## READING TEXT
● ● ● ● ●

It’s a race. It’s a marathon. And the call is to finish it. Finish it. Don’t quit. It doesn’t matter how you start. It doesn’t matter how many times you’ve stumbled. It doesn’t matter that you’re in last place and you’ve been lapped six times. All that matters is that you finish.

The New York Giants started the season 0-2.

“Let us throw off everything that hinders and the sin that so easily entangles, and let us run with perseverance the race marked out for us. Let us fix our eyes on Jesus, the author and perfecter of our faith…so that you will not grow weary and lose heart.” ~Hebrews 12:1-3

Peace,

Allan

Building Faith At Home

Jason and Kipi have been on me for some time to read Mark Holmen’s latest work, Building Faith at Home. The premise of the book is that what we as followers of Jesus do in our homes is much more important to passing on the Christian faith than what we do in our churches. And I believe that with all my heart. Amen. The focus and the attention and the emphasis we place on what we do together during our weekly assemblies is not just overshadowing what parents should be doing with their kids at home, it’s in some ways undermining it. And until we begin again to live our lives of faith in front of our children and with our children, what we’re doing in our churches isn’t really helping. We’re raising generations of kids now—I’d say even people my age and younger, maybe beginning with the first generation to be raised with a Youth Minister—who are sold on church programs and faithful to church activities but who have no real depth of commitment to our God in Christ Jesus.

I believe all that. I see the impact of it everyday. It’s evident in the things we talk about and argue about and the choices we make within our own congregation here at Legacy.

And as I cracked open Building Faith at Home for the first time Saturday night, I was struck by the statistics Holmen uses to back up what we’ve suspected all along.

*Since 1991, the population in the U.S. has grown by 15% but the number of adults who don’t attend church has increased 92%, from 39-million to 75-million.

*In 1990, 86.2% of Americans claimed to be Christian. Today that number is less than 75%. It’s going down by nearly a full percentage point per year. It that trend continues, non-Christians will outnumber Christians in this country by the year 2042.

*Search Institute conducted a survey of more than 11,000 young people from 561 congregations across six different Christian denominations. Keep in mind, these are all church kids! According to their responses: only 12% of youth have a regular dialogue with their mothers on faith issues; only 5% have a regular faith dialogue with their fathers; only 9% of youth experience regular reading of the Bible and devotions at home; and only 12% of youth have ever experienced a faith-based service event with a parent.

*In Transforming Children into Spiritual Champions, George Barna claims “fewer than ten percent of parents who regularly attend church with their kids read the Bible together, pray together (other than at meal times), or participate in an act of service as a family unit. Even fewer families—1 out of every 20—have any type of worship experience together with their kids other than while they are at church.”

It seems that religious life in the home is just about nonexistent. It’s nearly extinct.

● ● ● ● ●

## WRITTEN TASK 1
Please update the listing by replacing "side view" with "lateral view" and leaving everything else unchanged.
The listing has nothing to do with the text about faith at home.

● ● ● ● ●

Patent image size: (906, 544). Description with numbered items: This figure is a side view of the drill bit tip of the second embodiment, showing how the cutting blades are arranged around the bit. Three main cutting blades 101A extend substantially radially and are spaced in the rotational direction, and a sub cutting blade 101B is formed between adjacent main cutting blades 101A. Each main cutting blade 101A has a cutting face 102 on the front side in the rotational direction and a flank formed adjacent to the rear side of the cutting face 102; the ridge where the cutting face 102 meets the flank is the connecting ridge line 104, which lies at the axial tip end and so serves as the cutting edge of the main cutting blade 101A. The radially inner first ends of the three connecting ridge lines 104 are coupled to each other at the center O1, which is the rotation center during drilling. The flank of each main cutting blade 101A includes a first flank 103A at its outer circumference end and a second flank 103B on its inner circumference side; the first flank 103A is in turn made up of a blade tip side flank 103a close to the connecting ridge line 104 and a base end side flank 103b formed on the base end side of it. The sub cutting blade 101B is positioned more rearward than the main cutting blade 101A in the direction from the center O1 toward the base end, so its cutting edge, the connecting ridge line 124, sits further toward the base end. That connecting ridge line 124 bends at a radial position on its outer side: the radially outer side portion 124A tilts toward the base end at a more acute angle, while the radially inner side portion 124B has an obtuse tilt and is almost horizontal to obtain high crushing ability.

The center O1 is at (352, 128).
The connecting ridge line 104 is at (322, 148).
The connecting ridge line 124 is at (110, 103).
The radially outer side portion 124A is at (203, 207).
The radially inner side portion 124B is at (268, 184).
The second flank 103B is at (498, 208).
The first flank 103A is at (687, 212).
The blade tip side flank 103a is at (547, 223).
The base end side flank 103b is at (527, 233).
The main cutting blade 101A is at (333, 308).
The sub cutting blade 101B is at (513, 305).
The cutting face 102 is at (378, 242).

● ● ● ● ●

## WRITTEN TASK 2
Return the part of the faith-at-home text starting at "I believe all" and ending at "the year 2042.".

## COMPLETE OUTPUT 1
Patent image size: (906, 544). Description with numbered items: This figure is a lateral view of the drill bit tip of the second embodiment, showing how the cutting blades are arranged around the bit. Three main cutting blades 101A extend substantially radially and are spaced in the rotational direction, and a sub cutting blade 101B is formed between adjacent main cutting blades 101A. Each main cutting blade 101A has a cutting face 102 on the front side in the rotational direction and a flank formed adjacent to the rear side of the cutting face 102; the ridge where the cutting face 102 meets the flank is the connecting ridge line 104, which lies at the axial tip end and so serves as the cutting edge of the main cutting blade 101A. The radially inner first ends of the three connecting ridge lines 104 are coupled to each other at the center O1, which is the rotation center during drilling. The flank of each main cutting blade 101A includes a first flank 103A at its outer circumference end and a second flank 103B on its inner circumference side; the first flank 103A is in turn made up of a blade tip side flank 103a close to the connecting ridge line 104 and a base end side flank 103b formed on the base end side of it. The sub cutting blade 101B is positioned more rearward than the main cutting blade 101A in the direction from the center O1 toward the base end, so its cutting edge, the connecting ridge line 124, sits further toward the base end. That connecting ridge line 124 bends at a radial position on its outer side: the radially outer side portion 124A tilts toward the base end at a more acute angle, while the radially inner side portion 124B has an obtuse tilt and is almost horizontal to obtain high crushing ability.

The center O1 is at (352, 128).
The connecting ridge line 104 is at (322, 148).
The connecting ridge line 124 is at (110, 103).
The radially outer side portion 124A is at (203, 207).
The radially inner side portion 124B is at (268, 184).
The second flank 103B is at (498, 208).
The first flank 103A is at (687, 212).
The blade tip side flank 103a is at (547, 223).
The base end side flank 103b is at (527, 233).
The main cutting blade 101A is at (333, 308).
The sub cutting blade 101B is at (513, 305).
The cutting face 102 is at (378, 242).

## COMPLETE OUTPUT 2
I believe all that. I see the impact of it everyday. It’s evident in the things we talk about and argue about and the choices we make within our own congregation here at Legacy.

And as I cracked open Building Faith at Home for the first time Saturday night, I was struck by the statistics Holmen uses to back up what we’ve suspected all along.

*Since 1991, the population in the U.S. has grown by 15% but the number of adults who don’t attend church has increased 92%, from 39-million to 75-million.

*In 1990, 86.2% of Americans claimed to be Christian. Today that number is less than 75%. It’s going down by nearly a full percentage point per year. It that trend continues, non-Christians will outnumber Christians in this country by the year 2042.